WHAT YOU HAVE TO DO:
Gather all lines from the material that contain the word "Explorer".

MATERIAL SUPPLIED:
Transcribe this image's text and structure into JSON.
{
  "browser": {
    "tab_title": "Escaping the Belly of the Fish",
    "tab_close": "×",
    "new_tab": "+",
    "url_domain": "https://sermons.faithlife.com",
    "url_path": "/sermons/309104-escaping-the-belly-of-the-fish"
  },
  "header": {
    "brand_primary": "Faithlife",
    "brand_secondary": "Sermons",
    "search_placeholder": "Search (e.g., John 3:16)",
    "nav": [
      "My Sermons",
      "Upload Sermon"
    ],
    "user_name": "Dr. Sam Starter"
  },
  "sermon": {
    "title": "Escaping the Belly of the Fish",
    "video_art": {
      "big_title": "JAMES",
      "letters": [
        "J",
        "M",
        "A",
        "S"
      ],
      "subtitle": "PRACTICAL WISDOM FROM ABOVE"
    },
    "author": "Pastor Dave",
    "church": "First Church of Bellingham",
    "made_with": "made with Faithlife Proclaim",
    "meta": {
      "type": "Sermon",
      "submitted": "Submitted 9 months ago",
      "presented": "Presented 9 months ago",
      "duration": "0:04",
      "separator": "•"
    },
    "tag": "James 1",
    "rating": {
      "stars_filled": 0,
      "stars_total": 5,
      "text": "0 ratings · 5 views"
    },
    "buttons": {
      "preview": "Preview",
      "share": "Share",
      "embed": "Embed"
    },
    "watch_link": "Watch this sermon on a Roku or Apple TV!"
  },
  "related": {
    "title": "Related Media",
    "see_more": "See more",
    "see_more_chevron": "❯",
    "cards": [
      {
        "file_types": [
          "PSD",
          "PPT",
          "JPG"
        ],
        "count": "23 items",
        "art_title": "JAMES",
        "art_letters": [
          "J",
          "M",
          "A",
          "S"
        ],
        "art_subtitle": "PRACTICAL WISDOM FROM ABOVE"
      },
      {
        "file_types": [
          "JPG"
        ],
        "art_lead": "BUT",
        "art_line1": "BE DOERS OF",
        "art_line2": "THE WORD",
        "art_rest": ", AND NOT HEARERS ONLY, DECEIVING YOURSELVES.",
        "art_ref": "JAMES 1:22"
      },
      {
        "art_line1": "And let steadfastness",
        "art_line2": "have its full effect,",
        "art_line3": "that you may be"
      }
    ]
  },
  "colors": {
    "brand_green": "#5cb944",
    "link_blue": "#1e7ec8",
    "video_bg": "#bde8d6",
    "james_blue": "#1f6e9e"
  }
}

...

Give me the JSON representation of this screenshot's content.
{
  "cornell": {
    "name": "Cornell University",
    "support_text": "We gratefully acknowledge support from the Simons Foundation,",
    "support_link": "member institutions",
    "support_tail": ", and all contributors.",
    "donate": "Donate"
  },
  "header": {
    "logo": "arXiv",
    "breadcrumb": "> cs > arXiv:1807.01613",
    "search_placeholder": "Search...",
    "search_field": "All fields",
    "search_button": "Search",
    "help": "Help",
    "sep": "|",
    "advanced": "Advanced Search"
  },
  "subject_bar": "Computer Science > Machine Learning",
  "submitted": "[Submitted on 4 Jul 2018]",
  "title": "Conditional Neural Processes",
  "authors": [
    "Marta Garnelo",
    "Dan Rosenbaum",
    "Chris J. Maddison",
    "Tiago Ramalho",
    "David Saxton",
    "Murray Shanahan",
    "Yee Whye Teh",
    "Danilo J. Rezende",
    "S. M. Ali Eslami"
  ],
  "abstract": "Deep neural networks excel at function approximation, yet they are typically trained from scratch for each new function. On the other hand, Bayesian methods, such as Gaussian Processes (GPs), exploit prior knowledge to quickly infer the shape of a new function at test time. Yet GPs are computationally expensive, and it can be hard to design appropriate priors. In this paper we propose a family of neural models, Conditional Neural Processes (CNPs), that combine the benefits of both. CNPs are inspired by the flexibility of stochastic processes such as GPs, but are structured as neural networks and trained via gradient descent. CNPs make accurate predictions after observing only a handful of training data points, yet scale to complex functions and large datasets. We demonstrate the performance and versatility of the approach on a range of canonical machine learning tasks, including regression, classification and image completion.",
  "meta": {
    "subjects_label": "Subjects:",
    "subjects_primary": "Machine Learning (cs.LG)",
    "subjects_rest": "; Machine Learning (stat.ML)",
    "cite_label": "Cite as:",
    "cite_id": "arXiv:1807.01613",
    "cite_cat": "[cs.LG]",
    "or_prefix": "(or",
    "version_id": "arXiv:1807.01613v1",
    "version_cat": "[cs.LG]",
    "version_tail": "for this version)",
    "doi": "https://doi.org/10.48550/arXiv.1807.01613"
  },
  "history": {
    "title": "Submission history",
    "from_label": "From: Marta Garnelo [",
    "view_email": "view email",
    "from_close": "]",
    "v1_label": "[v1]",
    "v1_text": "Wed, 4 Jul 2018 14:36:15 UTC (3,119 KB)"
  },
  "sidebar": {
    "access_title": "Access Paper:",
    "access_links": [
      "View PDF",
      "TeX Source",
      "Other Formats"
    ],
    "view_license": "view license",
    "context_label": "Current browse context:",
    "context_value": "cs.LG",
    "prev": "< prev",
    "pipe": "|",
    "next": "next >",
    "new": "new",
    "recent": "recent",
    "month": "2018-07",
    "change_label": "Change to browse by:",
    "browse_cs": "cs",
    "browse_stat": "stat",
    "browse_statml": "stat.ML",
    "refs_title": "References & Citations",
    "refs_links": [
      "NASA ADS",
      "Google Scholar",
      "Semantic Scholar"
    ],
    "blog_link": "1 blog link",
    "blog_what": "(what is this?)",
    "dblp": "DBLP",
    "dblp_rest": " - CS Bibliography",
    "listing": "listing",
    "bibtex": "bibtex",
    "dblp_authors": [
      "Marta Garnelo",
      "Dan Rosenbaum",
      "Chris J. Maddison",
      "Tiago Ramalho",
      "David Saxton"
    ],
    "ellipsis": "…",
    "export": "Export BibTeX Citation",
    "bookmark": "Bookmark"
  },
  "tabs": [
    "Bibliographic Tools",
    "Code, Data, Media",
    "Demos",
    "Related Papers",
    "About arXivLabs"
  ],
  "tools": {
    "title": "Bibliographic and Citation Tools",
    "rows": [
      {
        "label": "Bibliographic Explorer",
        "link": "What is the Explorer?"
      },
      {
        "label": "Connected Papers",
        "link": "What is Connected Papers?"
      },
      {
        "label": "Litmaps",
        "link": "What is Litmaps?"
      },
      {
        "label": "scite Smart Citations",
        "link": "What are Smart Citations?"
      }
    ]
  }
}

==

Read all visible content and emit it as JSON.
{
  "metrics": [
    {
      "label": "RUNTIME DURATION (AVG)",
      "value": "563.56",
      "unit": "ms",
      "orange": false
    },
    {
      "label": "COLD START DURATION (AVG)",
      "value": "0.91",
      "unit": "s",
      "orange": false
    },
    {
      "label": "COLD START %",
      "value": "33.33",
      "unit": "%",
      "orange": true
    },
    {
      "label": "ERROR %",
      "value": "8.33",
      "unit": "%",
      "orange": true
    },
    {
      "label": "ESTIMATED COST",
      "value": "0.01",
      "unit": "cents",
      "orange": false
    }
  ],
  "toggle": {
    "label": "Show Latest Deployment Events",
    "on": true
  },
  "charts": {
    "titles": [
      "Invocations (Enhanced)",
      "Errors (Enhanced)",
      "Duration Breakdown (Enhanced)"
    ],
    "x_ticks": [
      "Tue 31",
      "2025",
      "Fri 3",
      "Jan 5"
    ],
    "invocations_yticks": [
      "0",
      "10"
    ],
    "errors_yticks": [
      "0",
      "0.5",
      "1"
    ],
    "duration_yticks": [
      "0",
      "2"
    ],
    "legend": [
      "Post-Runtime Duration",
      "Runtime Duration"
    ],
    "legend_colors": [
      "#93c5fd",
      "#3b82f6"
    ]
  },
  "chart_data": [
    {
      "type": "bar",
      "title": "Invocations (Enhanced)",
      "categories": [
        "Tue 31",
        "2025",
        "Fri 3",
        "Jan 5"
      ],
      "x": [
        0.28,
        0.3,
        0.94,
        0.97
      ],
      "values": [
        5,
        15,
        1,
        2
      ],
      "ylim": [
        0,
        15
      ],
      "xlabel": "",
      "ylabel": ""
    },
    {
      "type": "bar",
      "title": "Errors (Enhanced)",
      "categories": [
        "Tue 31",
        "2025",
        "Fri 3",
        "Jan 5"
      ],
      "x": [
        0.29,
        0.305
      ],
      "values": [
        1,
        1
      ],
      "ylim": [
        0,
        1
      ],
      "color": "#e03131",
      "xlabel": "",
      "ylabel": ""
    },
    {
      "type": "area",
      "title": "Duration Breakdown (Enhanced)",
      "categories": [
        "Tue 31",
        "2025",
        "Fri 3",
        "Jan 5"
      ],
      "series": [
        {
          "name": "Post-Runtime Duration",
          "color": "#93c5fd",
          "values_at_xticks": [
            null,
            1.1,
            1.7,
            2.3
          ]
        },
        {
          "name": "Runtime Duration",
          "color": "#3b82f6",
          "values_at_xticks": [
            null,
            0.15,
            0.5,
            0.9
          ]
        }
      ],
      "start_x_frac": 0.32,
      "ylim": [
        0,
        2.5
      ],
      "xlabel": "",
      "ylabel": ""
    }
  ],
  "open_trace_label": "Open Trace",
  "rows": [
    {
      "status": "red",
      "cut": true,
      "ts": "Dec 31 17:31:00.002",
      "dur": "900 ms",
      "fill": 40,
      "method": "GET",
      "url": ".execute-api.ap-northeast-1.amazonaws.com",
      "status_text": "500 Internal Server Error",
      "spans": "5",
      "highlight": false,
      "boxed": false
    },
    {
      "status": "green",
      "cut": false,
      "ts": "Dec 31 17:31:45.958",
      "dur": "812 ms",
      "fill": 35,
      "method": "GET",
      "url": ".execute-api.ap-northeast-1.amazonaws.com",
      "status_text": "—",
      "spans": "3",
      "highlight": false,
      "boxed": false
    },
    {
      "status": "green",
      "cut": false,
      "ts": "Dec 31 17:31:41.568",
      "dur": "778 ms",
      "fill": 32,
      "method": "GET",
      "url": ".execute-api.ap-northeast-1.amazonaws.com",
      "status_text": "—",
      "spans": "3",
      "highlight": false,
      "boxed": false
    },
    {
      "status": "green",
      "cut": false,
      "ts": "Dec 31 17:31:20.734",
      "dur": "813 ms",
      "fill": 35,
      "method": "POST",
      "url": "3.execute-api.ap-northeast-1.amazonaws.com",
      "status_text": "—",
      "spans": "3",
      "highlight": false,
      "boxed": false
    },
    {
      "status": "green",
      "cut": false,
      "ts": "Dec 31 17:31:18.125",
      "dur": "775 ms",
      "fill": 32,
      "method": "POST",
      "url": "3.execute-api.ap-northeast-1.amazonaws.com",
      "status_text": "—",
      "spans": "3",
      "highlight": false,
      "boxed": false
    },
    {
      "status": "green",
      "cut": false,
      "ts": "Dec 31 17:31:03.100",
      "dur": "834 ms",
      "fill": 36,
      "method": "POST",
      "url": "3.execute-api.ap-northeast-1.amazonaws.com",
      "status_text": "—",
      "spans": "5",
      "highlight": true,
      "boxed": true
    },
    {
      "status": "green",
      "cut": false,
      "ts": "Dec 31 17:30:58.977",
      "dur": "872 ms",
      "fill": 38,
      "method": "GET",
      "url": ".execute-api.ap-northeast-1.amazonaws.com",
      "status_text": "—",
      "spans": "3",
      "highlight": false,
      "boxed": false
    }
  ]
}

PROBLEM SOLUTION:
        "label": "Bibliographic Explorer",
        "link": "What is the Explorer?"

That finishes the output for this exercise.